-- BEGIN Provided entries --

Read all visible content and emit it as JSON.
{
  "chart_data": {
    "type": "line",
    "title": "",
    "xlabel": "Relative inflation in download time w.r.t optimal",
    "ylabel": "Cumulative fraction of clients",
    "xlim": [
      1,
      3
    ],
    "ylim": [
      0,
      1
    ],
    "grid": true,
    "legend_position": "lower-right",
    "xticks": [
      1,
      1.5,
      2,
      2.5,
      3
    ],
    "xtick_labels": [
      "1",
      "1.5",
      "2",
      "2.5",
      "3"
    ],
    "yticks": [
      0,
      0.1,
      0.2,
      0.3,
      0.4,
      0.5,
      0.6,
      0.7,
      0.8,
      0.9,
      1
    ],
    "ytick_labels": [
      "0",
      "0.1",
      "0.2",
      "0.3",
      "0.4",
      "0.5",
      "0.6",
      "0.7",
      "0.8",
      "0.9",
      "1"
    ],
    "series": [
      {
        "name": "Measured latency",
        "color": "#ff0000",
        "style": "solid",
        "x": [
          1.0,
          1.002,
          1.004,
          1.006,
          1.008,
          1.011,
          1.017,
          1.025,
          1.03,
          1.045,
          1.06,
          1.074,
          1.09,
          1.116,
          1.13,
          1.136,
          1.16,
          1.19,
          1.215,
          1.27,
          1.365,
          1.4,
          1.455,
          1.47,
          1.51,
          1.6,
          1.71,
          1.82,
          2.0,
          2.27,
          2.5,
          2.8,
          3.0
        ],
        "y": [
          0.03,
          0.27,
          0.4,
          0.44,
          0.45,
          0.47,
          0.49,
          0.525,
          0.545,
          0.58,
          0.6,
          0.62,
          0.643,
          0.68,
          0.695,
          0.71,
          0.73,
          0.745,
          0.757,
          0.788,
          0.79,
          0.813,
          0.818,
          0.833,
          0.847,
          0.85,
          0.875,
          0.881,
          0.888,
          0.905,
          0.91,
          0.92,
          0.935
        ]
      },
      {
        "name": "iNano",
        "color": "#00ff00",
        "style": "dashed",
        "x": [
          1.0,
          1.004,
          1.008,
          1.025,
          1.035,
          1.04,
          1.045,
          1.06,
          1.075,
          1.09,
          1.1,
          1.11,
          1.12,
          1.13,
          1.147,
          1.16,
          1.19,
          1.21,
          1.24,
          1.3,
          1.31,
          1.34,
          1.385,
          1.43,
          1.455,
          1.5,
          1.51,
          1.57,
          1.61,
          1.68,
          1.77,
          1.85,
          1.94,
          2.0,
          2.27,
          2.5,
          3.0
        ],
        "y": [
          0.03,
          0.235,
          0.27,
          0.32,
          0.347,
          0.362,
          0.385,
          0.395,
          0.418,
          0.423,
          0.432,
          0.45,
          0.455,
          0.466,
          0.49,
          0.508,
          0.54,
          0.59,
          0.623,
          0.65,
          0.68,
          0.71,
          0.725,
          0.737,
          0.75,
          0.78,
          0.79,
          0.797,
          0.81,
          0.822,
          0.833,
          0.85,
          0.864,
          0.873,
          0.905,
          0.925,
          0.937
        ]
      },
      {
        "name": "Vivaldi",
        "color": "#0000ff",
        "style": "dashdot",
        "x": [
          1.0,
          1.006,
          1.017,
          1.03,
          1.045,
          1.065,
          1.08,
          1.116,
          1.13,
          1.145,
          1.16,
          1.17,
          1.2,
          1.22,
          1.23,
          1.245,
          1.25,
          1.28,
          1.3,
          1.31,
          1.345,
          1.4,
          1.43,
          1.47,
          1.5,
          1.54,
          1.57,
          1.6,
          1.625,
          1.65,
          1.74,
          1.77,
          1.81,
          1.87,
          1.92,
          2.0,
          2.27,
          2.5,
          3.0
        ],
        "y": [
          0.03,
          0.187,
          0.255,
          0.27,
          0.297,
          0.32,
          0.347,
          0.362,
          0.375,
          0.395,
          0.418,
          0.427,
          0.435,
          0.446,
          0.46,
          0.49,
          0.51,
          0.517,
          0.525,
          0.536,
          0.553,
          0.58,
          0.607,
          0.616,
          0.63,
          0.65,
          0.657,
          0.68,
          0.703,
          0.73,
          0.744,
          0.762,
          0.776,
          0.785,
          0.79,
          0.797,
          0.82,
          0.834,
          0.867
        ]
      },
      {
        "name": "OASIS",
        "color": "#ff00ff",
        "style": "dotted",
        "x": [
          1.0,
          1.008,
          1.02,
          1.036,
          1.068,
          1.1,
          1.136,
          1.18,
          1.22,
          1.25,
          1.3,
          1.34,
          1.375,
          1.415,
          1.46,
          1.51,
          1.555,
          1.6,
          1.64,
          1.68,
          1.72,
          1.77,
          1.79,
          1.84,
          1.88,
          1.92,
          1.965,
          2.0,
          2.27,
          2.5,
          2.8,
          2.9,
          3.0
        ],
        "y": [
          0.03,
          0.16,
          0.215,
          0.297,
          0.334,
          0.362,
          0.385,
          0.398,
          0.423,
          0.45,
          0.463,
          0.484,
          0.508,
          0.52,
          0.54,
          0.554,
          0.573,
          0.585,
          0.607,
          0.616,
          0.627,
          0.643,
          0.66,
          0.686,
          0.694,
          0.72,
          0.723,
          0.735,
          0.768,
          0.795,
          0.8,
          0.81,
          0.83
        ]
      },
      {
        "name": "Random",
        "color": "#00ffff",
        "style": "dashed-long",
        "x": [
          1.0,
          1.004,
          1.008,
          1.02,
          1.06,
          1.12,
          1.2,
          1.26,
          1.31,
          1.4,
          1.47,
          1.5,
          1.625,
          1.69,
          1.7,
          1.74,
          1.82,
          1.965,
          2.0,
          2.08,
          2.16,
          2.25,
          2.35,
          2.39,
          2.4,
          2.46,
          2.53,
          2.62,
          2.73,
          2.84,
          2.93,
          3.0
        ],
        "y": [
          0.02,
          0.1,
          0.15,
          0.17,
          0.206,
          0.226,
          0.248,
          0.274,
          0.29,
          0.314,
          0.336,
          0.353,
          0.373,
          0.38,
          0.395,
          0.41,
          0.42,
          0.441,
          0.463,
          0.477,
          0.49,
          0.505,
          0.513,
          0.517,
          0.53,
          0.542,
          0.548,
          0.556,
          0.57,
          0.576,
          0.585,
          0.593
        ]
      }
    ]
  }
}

-- END Provided entries --

◆ What to work on ◆
Examine the records and pull out every line where the string "style" occurs.

◆ Correct answer ◆
        "style": "solid",
        "style": "dashed",
        "style": "dashdot",
        "style": "dotted",
        "style": "dashed-long",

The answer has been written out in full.